## TASK TO COMPLETE
Select every line containing the word "vectors" from the material, and copy those lines.

## RECORDS TO PROCESS
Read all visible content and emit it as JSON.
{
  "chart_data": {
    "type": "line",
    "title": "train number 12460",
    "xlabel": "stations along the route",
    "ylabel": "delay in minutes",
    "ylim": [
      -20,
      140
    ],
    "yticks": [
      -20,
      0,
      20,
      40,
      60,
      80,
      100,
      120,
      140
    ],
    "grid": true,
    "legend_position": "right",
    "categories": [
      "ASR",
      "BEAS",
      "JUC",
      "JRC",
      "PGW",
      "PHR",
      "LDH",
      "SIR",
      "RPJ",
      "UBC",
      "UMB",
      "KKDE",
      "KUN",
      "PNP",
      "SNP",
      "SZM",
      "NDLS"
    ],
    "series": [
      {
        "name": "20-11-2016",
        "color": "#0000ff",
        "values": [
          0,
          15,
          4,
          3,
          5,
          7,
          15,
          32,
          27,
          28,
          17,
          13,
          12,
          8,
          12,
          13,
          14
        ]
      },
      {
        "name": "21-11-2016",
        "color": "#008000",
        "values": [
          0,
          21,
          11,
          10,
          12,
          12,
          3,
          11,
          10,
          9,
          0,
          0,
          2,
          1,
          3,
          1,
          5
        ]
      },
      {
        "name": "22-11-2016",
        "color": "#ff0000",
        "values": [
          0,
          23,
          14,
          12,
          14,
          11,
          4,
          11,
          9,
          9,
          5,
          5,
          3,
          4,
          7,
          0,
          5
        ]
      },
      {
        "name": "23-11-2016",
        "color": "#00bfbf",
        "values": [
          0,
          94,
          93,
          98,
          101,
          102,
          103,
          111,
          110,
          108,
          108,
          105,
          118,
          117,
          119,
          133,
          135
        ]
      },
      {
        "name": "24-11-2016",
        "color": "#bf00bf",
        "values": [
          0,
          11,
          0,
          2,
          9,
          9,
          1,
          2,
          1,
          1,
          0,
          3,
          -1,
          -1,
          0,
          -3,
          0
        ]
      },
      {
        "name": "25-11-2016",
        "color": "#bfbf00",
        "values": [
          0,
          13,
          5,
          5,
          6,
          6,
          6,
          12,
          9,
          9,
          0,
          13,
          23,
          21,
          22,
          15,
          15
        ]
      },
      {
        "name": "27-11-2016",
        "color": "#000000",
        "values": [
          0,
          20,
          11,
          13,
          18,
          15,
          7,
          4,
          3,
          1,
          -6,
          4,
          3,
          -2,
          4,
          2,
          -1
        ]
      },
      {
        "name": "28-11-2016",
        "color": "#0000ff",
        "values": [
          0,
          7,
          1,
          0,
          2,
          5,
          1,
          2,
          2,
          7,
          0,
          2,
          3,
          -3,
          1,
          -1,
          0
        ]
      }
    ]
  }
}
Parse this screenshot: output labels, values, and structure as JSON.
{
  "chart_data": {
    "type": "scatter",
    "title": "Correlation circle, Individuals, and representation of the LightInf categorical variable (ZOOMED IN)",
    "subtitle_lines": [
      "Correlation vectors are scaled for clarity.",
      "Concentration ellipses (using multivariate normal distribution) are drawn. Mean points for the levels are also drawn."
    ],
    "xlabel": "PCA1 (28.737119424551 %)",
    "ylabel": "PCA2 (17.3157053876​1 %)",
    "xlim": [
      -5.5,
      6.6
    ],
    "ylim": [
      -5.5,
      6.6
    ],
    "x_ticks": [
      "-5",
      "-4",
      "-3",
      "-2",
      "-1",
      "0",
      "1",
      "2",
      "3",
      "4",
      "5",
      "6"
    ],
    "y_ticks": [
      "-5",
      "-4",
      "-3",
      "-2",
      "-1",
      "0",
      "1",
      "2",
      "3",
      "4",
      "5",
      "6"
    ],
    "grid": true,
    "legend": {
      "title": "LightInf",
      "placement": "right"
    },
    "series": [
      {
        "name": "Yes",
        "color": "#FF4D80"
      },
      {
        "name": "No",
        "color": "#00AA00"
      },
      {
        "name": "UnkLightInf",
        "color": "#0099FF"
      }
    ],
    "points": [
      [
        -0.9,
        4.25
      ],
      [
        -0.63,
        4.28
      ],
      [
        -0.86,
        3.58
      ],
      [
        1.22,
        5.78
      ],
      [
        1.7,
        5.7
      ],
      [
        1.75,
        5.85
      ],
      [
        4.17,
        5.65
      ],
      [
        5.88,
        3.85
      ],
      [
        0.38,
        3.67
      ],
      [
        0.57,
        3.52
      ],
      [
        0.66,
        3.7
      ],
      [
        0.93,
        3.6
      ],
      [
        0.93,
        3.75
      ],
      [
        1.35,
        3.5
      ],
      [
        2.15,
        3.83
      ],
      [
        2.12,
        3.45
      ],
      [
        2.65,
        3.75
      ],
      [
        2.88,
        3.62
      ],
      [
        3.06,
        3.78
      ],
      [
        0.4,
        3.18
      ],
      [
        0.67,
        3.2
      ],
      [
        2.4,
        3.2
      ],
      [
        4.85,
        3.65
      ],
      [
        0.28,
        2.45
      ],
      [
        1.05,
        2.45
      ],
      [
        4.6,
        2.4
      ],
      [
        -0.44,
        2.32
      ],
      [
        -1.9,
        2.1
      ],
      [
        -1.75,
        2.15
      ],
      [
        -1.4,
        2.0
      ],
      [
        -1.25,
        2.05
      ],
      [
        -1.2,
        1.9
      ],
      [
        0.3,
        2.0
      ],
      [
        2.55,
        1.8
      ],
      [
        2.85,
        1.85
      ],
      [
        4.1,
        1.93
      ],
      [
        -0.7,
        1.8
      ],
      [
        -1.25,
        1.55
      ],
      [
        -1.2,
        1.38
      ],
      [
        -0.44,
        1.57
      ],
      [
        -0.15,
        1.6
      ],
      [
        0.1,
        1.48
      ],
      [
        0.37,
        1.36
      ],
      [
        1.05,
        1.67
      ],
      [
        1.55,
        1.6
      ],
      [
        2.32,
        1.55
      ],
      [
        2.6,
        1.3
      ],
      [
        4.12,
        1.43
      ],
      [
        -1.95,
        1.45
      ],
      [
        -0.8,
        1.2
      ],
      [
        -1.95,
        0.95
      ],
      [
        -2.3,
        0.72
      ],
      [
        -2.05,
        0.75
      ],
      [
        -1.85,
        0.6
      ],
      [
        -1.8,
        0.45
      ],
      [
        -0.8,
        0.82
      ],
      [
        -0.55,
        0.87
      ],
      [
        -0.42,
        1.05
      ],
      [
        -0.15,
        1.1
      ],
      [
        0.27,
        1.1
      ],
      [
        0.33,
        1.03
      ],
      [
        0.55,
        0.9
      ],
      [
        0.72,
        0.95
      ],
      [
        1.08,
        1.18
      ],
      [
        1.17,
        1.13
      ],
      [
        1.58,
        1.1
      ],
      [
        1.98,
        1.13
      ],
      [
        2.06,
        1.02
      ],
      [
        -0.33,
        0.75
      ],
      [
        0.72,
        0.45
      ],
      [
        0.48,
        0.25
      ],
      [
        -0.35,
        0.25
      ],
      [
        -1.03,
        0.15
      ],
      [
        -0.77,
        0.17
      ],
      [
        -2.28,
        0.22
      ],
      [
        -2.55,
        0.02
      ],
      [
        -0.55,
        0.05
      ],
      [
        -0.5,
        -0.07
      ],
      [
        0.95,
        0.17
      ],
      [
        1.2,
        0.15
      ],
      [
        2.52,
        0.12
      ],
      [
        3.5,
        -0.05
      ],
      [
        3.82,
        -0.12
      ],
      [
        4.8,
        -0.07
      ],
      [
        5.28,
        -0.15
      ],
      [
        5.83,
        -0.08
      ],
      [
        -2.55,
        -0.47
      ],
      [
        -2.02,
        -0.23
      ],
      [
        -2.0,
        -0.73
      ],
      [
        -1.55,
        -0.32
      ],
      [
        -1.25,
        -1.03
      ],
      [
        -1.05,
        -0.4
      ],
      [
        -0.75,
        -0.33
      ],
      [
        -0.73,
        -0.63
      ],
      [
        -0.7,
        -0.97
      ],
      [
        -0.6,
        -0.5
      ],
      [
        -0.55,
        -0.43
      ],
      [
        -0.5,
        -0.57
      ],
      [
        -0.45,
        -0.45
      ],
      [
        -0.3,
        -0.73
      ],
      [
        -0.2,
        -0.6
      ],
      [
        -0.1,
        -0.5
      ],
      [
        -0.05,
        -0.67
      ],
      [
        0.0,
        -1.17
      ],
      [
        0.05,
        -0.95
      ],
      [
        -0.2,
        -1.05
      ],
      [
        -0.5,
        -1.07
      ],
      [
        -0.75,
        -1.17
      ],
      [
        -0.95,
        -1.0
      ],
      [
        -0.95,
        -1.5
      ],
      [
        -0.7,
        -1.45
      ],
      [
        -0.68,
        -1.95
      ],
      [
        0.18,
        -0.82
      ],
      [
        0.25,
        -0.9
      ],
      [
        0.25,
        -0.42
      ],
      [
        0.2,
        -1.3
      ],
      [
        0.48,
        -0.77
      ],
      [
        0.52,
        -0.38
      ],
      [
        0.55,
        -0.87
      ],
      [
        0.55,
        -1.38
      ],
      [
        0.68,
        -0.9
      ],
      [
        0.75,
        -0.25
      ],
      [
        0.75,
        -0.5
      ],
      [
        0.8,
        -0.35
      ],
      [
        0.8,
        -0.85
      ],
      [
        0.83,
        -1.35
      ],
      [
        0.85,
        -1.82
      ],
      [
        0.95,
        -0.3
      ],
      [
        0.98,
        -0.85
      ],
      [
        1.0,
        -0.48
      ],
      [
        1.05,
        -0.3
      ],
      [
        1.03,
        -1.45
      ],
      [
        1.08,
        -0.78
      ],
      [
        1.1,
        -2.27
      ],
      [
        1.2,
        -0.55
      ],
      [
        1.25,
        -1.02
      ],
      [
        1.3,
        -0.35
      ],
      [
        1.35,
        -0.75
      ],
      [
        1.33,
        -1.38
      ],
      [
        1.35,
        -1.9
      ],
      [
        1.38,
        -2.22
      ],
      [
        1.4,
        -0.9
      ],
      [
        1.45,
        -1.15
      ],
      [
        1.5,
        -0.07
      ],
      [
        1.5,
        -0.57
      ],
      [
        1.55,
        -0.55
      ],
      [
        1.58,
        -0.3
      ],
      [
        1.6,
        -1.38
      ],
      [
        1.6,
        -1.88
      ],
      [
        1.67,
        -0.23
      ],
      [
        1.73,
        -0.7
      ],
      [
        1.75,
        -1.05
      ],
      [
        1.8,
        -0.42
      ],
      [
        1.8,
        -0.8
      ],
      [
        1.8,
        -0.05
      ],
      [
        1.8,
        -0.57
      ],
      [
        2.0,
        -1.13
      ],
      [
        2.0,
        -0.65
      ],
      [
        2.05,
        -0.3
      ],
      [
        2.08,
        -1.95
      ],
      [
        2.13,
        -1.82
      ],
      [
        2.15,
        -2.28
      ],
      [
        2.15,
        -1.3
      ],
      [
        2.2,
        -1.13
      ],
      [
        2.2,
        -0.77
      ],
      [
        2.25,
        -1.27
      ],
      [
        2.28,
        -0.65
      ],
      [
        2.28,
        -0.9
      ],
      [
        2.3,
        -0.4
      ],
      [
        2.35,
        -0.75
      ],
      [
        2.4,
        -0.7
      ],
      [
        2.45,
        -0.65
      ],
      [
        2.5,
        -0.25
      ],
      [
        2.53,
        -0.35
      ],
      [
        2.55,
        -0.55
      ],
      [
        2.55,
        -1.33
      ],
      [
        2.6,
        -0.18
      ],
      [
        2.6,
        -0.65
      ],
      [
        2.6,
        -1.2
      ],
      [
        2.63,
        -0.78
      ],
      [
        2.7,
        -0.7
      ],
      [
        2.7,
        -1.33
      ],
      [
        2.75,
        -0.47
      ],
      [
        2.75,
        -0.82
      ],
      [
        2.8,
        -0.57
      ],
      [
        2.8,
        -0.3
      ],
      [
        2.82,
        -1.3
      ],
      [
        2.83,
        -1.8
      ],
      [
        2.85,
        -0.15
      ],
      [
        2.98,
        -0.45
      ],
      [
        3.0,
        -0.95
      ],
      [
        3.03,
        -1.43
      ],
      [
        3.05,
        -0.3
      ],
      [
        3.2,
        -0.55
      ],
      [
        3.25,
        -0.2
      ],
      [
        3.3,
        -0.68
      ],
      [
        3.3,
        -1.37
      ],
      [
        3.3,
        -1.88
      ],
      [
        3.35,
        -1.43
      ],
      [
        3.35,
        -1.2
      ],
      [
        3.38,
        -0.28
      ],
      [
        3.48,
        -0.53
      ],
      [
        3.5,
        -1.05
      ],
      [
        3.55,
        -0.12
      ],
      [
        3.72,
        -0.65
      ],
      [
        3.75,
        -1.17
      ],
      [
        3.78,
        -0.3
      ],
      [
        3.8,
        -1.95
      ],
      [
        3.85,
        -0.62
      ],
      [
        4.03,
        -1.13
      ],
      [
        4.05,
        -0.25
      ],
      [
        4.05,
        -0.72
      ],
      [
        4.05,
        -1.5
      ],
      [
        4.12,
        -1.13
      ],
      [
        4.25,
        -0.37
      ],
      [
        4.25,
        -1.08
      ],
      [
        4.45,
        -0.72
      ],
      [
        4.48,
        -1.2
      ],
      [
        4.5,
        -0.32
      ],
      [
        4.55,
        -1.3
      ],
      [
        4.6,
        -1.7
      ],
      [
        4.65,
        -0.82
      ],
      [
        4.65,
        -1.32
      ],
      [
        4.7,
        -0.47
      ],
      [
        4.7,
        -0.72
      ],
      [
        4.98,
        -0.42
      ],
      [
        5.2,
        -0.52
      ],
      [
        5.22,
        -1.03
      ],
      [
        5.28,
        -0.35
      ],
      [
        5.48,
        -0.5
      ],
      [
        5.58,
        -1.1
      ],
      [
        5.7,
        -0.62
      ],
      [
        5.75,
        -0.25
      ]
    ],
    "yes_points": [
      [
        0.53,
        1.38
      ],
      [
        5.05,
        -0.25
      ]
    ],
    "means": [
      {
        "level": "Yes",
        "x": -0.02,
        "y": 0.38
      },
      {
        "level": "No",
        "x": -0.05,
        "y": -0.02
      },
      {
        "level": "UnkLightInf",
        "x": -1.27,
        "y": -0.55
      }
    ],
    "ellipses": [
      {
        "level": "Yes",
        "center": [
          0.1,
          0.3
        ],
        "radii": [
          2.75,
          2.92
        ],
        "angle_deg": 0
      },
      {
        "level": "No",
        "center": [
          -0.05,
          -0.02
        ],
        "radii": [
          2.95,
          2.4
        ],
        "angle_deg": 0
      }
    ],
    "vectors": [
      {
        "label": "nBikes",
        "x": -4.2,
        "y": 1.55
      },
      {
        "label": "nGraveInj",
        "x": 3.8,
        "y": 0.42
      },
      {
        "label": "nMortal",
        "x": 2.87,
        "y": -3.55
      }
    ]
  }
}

## SOLUTION
      "Correlation vectors are scaled for clarity.",
    "vectors": [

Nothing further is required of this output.